• [AIM] Where a line contains the string "安徽省人民调解条例", copy that line.

• [DATA SUPPLIED]
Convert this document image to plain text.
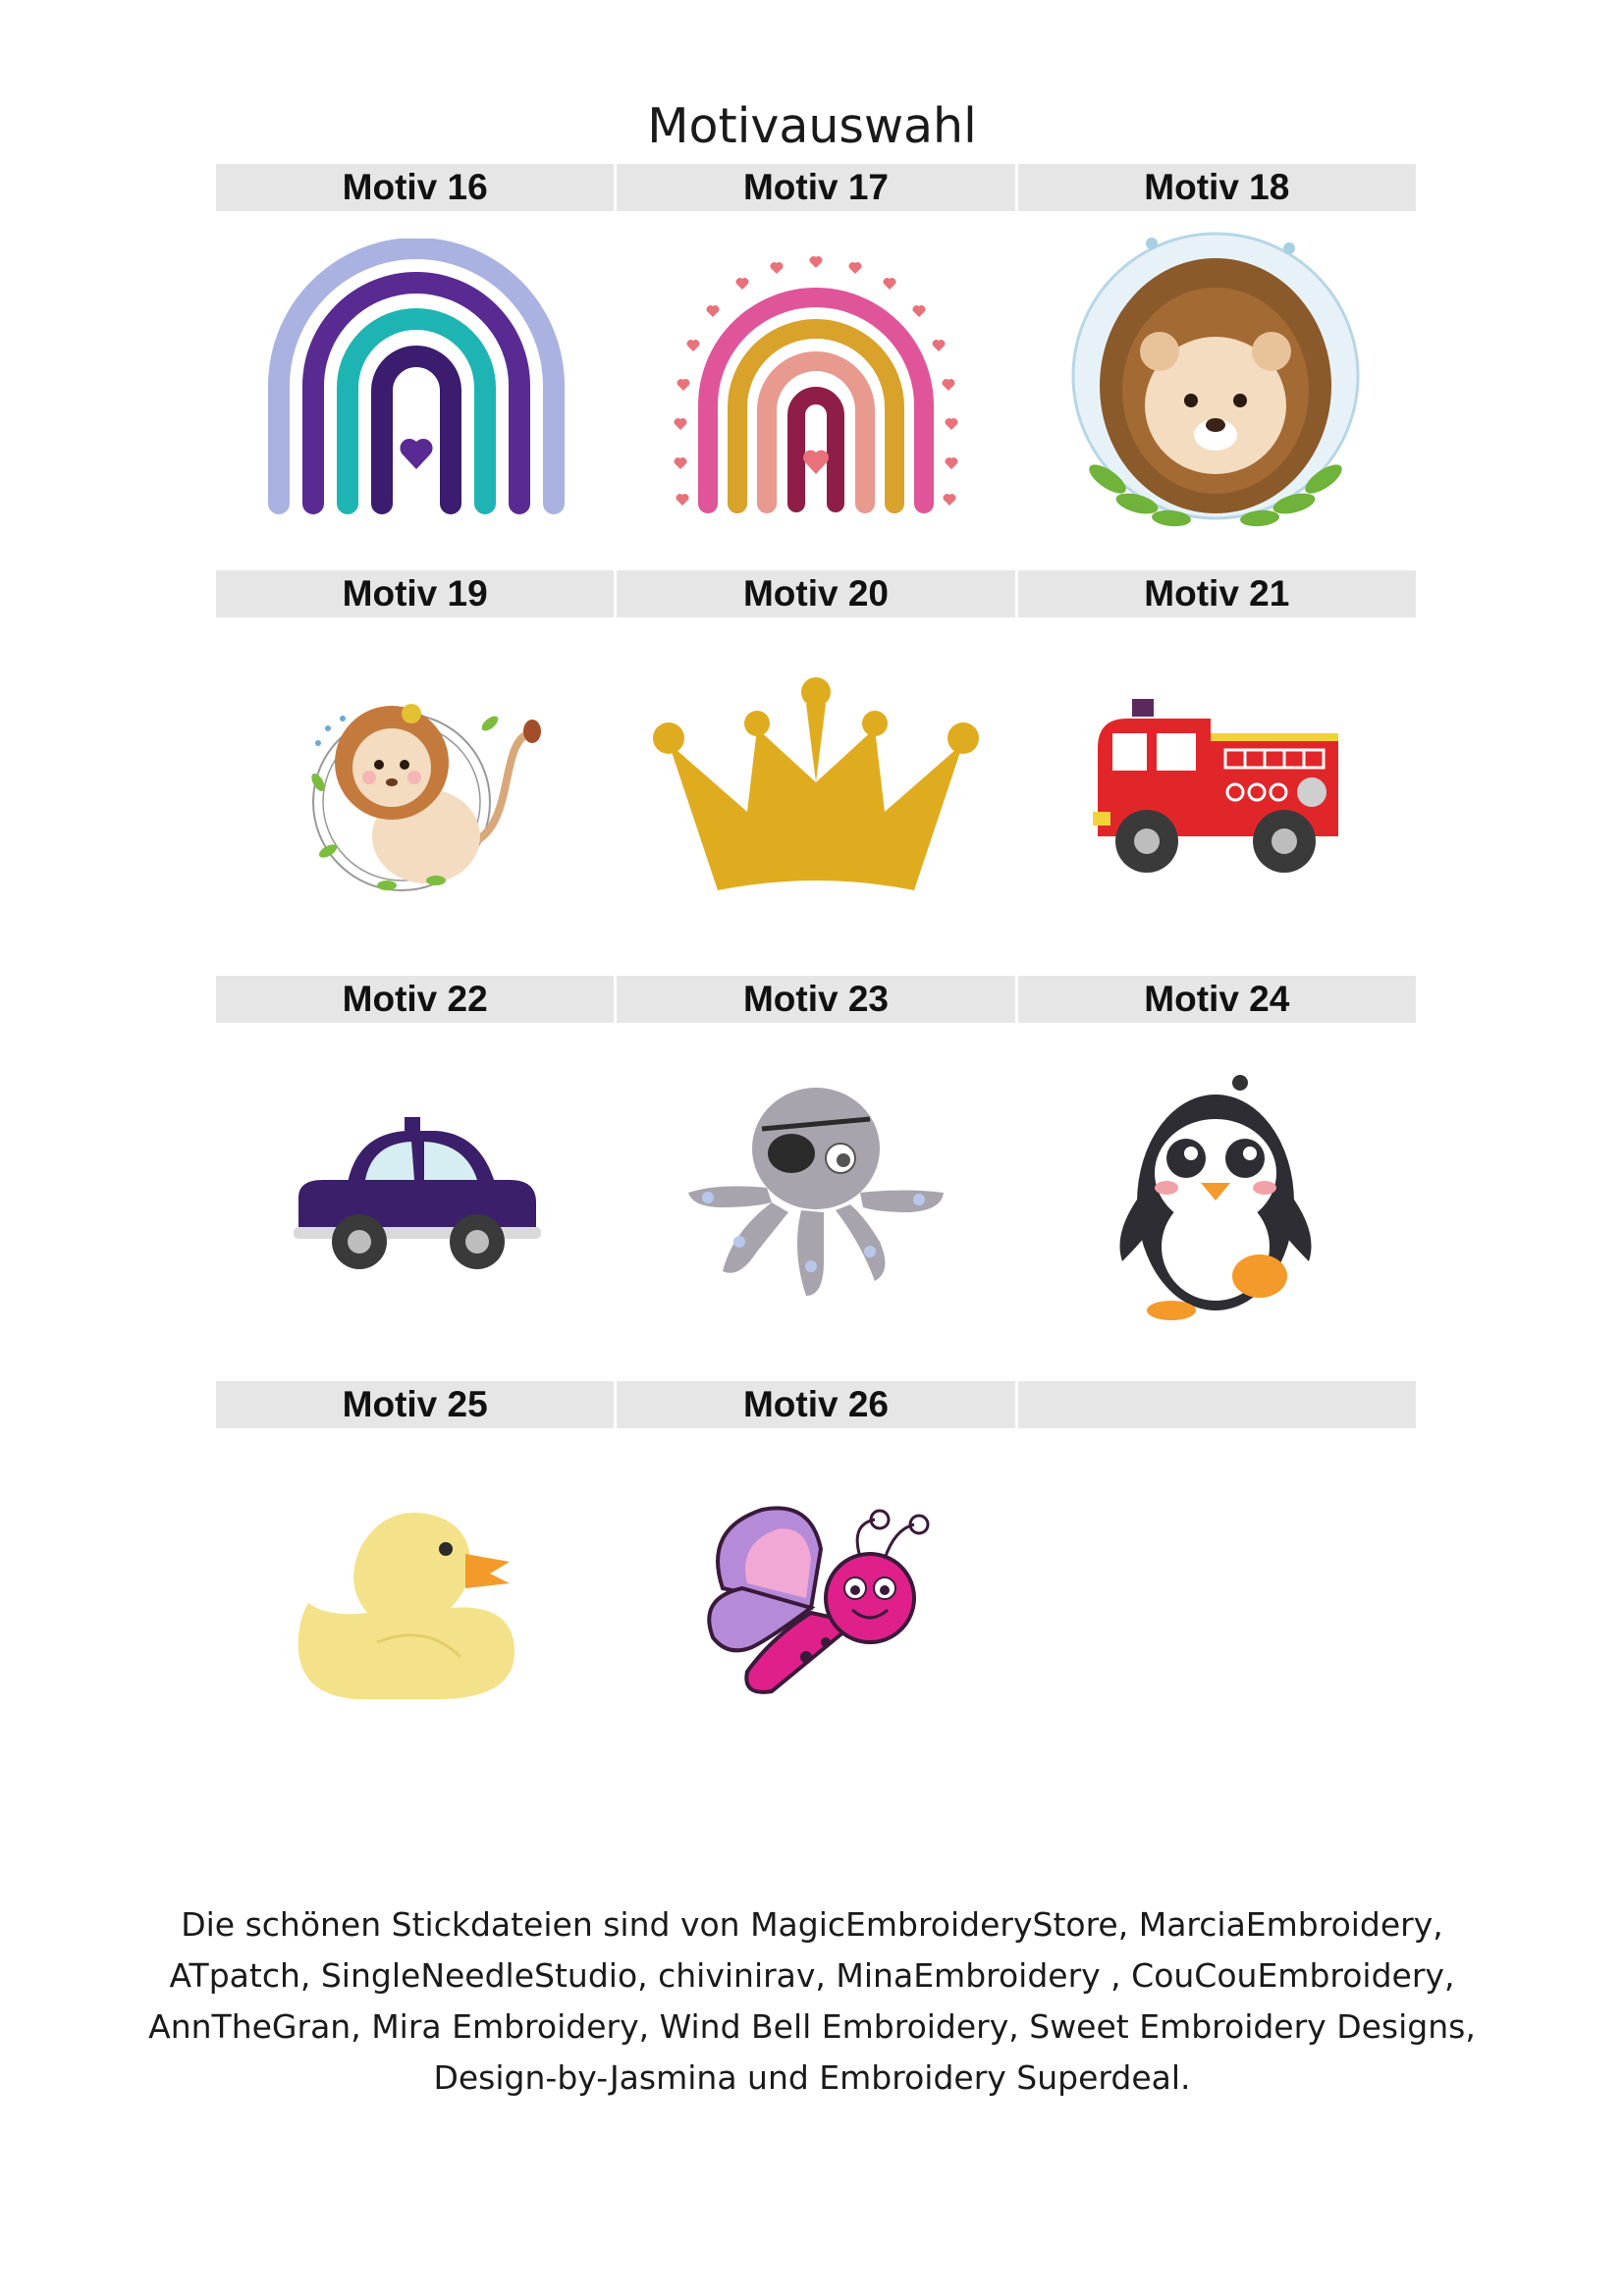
Motivauswahl
Motiv 16	Motiv 17	Motiv 18
Motiv 19	Motiv 20	Motiv 21
Motiv 22	Motiv 23	Motiv 24
Motiv 25	Motiv 26
Die schönen Stickdateien sind von MagicEmbroideryStore, MarciaEmbroidery, ATpatch, SingleNeedleStudio, chivinirav, MinaEmbroidery , CouCouEmbroidery, AnnTheGran, Mira Embroidery, Wind Bell Embroidery, Sweet Embroidery Designs, Design-by-Jasmina und Embroidery Superdeal.
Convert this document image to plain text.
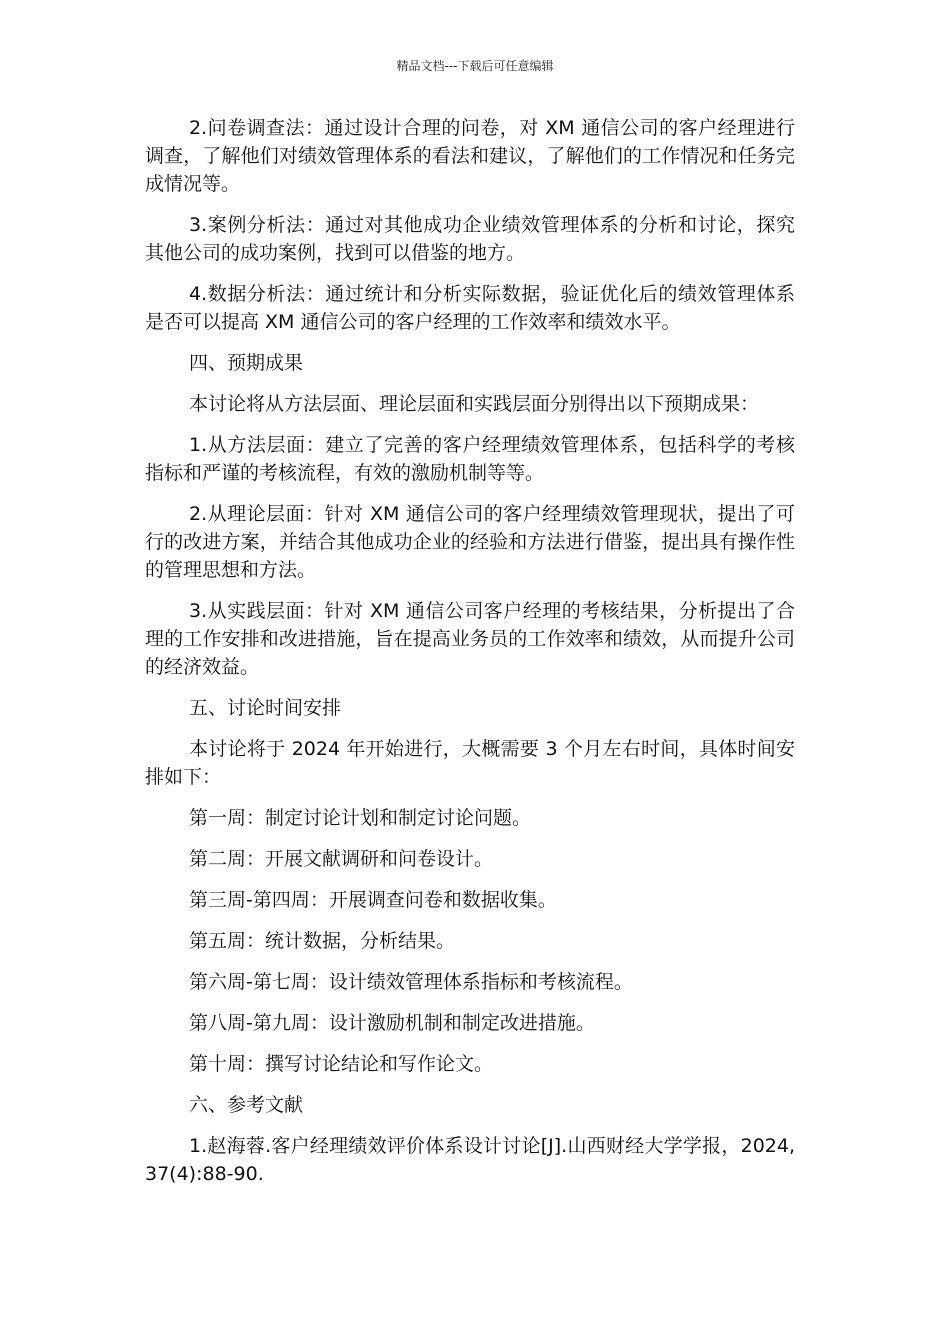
精品文档---下载后可任意编辑

2.问卷调查法：通过设计合理的问卷，对 XM 通信公司的客户经理进行调查，了解他们对绩效管理体系的看法和建议，了解他们的工作情况和任务完成情况等。

3.案例分析法：通过对其他成功企业绩效管理体系的分析和讨论，探究其他公司的成功案例，找到可以借鉴的地方。

4.数据分析法：通过统计和分析实际数据，验证优化后的绩效管理体系是否可以提高 XM 通信公司的客户经理的工作效率和绩效水平。

四、预期成果

本讨论将从方法层面、理论层面和实践层面分别得出以下预期成果：

1.从方法层面：建立了完善的客户经理绩效管理体系，包括科学的考核指标和严谨的考核流程，有效的激励机制等等。

2.从理论层面：针对 XM 通信公司的客户经理绩效管理现状，提出了可行的改进方案，并结合其他成功企业的经验和方法进行借鉴，提出具有操作性的管理思想和方法。

3.从实践层面：针对 XM 通信公司客户经理的考核结果，分析提出了合理的工作安排和改进措施，旨在提高业务员的工作效率和绩效，从而提升公司的经济效益。

五、讨论时间安排

本讨论将于 2024 年开始进行，大概需要 3 个月左右时间，具体时间安排如下：

第一周：制定讨论计划和制定讨论问题。

第二周：开展文献调研和问卷设计。

第三周-第四周：开展调查问卷和数据收集。

第五周：统计数据，分析结果。

第六周-第七周：设计绩效管理体系指标和考核流程。

第八周-第九周：设计激励机制和制定改进措施。

第十周：撰写讨论结论和写作论文。

六、参考文献

1.赵海蓉.客户经理绩效评价体系设计讨论[J].山西财经大学学报，2024, 37(4):88-90.
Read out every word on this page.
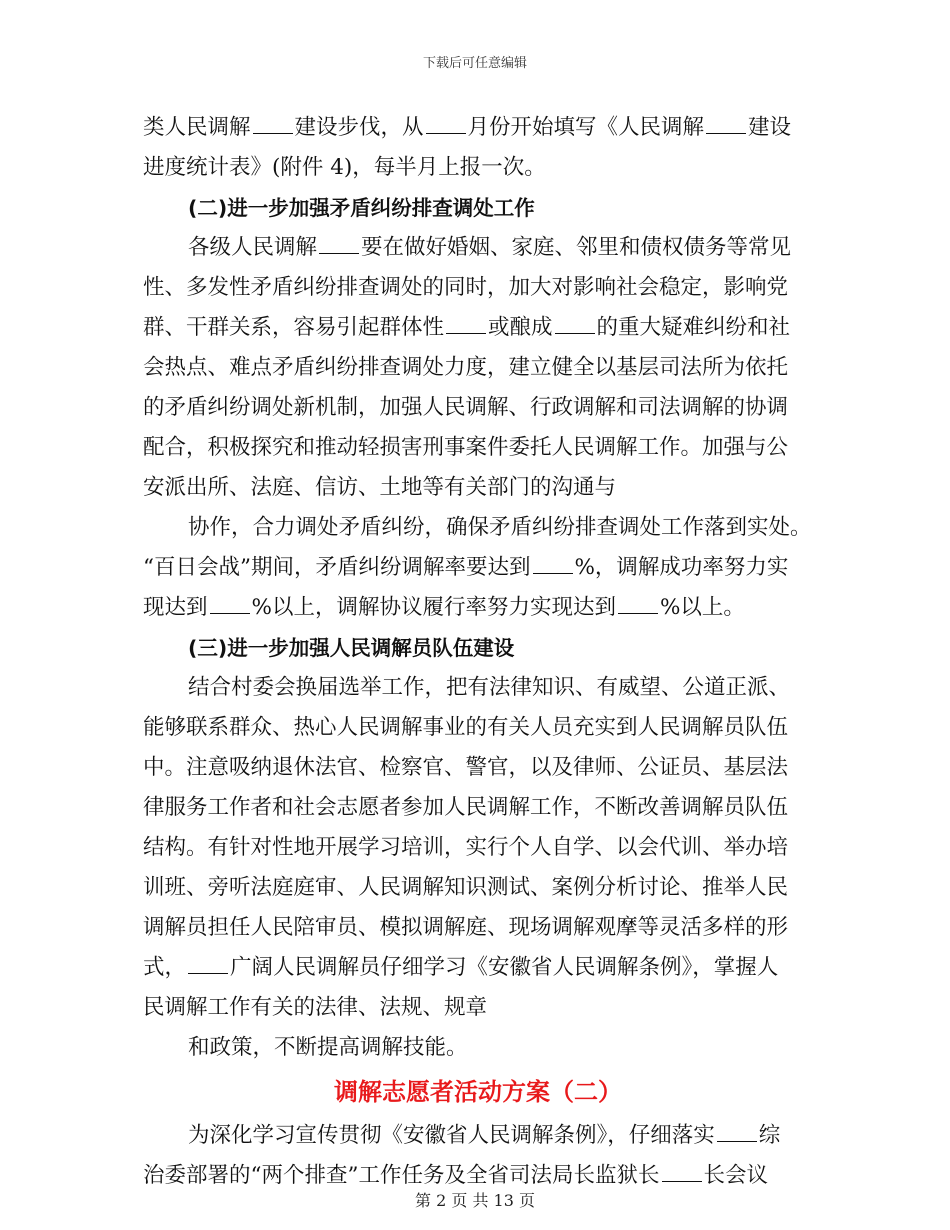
下载后可任意编辑
类人民调解 建设步伐，从 月份开始填写《人民调解 建设
进度统计表》(附件 4)，每半月上报一次。
(二)进一步加强矛盾纠纷排查调处工作
各级人民调解 要在做好婚姻、家庭、邻里和债权债务等常见
性、多发性矛盾纠纷排查调处的同时，加大对影响社会稳定，影响党
群、干群关系，容易引起群体性 或酿成 的重大疑难纠纷和社
会热点、难点矛盾纠纷排查调处力度，建立健全以基层司法所为依托
的矛盾纠纷调处新机制，加强人民调解、行政调解和司法调解的协调
配合，积极探究和推动轻损害刑事案件委托人民调解工作。加强与公
安派出所、法庭、信访、土地等有关部门的沟通与
协作，合力调处矛盾纠纷，确保矛盾纠纷排查调处工作落到实处。
“百日会战”期间，矛盾纠纷调解率要达到 %，调解成功率努力实
现达到 %以上，调解协议履行率努力实现达到 %以上。
(三)进一步加强人民调解员队伍建设
结合村委会换届选举工作，把有法律知识、有威望、公道正派、
能够联系群众、热心人民调解事业的有关人员充实到人民调解员队伍
中。注意吸纳退休法官、检察官、警官，以及律师、公证员、基层法
律服务工作者和社会志愿者参加人民调解工作，不断改善调解员队伍
结构。有针对性地开展学习培训，实行个人自学、以会代训、举办培
训班、旁听法庭庭审、人民调解知识测试、案例分析讨论、推举人民
调解员担任人民陪审员、模拟调解庭、现场调解观摩等灵活多样的形
式， 广阔人民调解员仔细学习《安徽省人民调解条例》，掌握人
民调解工作有关的法律、法规、规章
和政策，不断提高调解技能。
调解志愿者活动方案（二）
为深化学习宣传贯彻《安徽省人民调解条例》，仔细落实 综
治委部署的“两个排查”工作任务及全省司法局长监狱长 长会议
第 2 页 共 13 页
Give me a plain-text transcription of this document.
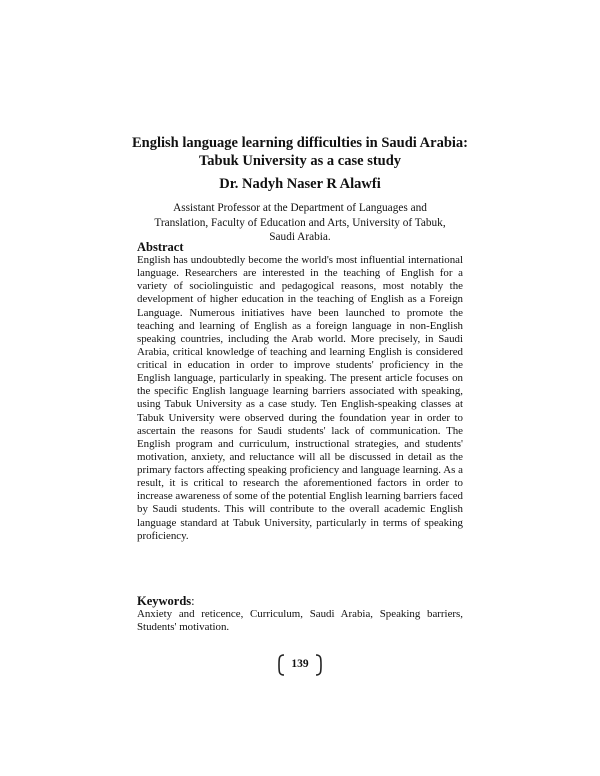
English language learning difficulties in Saudi Arabia:
Tabuk University as a case study
Dr. Nadyh Naser R Alawfi
Assistant Professor at the Department of Languages and
Translation, Faculty of Education and Arts, University of Tabuk,
Saudi Arabia.
Abstract

English has undoubtedly become the world's most influential international language. Researchers are interested in the teaching of English for a variety of sociolinguistic and pedagogical reasons, most notably the development of higher education in the teaching of English as a Foreign Language. Numerous initiatives have been launched to promote the teaching and learning of English as a foreign language in non-English speaking countries, including the Arab world. More precisely, in Saudi Arabia, critical knowledge of teaching and learning English is considered critical in education in order to improve students' proficiency in the English language, particularly in speaking. The present article focuses on the specific English language learning barriers associated with speaking, using Tabuk University as a case study. Ten English-speaking classes at Tabuk University were observed during the foundation year in order to ascertain the reasons for Saudi students' lack of communication. The English program and curriculum, instructional strategies, and students' motivation, anxiety, and reluctance will all be discussed in detail as the primary factors affecting speaking proficiency and language learning. As a result, it is critical to research the aforementioned factors in order to increase awareness of some of the potential English learning barriers faced by Saudi students. This will contribute to the overall academic English language standard at Tabuk University, particularly in terms of speaking proficiency.

Keywords:

Anxiety and reticence, Curriculum, Saudi Arabia, Speaking barriers, Students' motivation.

139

• [SOLUTION]
式， 广阔人民调解员仔细学习《安徽省人民调解条例》，掌握人
为深化学习宣传贯彻《安徽省人民调解条例》，仔细落实 综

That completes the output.